Image element box data:
--*--

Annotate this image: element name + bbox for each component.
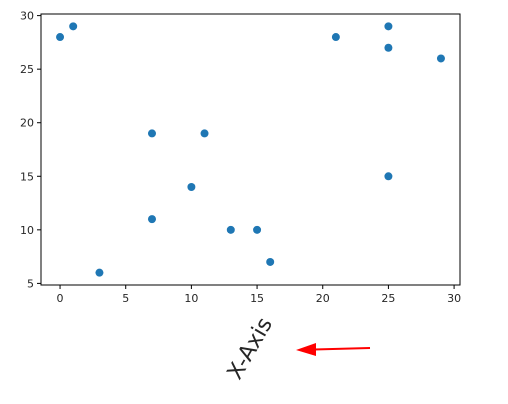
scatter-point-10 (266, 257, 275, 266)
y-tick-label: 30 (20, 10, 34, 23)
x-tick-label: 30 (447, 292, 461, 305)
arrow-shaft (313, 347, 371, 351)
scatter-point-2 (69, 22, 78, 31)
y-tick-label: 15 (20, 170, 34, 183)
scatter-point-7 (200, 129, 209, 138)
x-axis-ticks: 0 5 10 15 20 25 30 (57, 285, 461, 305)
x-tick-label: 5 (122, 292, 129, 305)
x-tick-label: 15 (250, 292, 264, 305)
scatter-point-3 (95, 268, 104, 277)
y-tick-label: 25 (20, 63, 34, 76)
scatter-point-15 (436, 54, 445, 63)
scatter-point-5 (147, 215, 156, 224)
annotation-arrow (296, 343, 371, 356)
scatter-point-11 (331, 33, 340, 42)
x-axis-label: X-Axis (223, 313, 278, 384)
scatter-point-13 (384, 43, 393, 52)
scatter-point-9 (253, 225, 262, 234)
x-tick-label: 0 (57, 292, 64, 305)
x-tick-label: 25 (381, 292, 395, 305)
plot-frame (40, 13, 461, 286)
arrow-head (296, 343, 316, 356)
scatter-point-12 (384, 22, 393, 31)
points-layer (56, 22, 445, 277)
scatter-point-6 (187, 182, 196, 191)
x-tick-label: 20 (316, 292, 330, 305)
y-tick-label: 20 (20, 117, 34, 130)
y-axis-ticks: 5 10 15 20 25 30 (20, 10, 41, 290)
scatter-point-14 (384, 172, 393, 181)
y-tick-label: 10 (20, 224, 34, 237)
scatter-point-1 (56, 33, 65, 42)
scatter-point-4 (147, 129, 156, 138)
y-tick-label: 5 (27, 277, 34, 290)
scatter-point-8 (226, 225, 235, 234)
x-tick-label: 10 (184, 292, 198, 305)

--*--

Task directions – Copy word for word the part of the data above that begins with the line containing "scatter-point-10 (266, 257, 275, 266)" and ends with the line containing "x-tick-label: 15 (250, 292, 264, 305)", including both of those lines.

The reply –
scatter-point-10 (266, 257, 275, 266)
y-tick-label: 30 (20, 10, 34, 23)
x-tick-label: 30 (447, 292, 461, 305)
arrow-shaft (313, 347, 371, 351)
scatter-point-2 (69, 22, 78, 31)
y-tick-label: 15 (20, 170, 34, 183)
scatter-point-7 (200, 129, 209, 138)
x-axis-ticks: 0 5 10 15 20 25 30 (57, 285, 461, 305)
x-tick-label: 5 (122, 292, 129, 305)
x-tick-label: 15 (250, 292, 264, 305)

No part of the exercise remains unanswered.